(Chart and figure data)

***

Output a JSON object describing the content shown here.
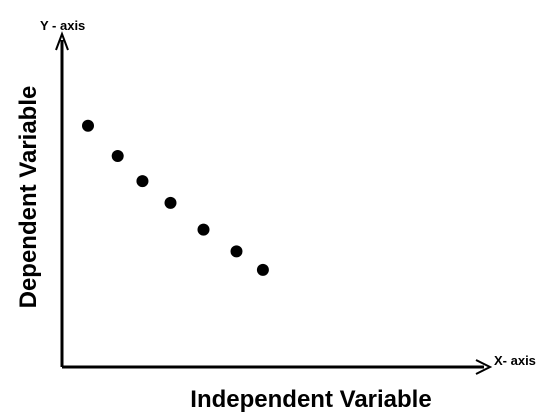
{
  "chart_data": {
    "type": "scatter",
    "title": "",
    "xlabel": "Independent Variable",
    "ylabel": "Dependent Variable",
    "x_axis_name": "X- axis",
    "y_axis_name": "Y - axis",
    "grid": false,
    "legend": "none",
    "point_color": "#000000",
    "series": [
      {
        "x": [
          1.0,
          1.9,
          2.65,
          3.5,
          4.5,
          5.5,
          6.3
        ],
        "y": [
          7.2,
          6.3,
          5.55,
          4.9,
          4.1,
          3.45,
          2.9
        ]
      }
    ]
  }
}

***

### Set exercise
Which lines include the word "Variable"? Copy every one of them.

### Output for this exercise
    "xlabel": "Independent Variable",
    "ylabel": "Dependent Variable",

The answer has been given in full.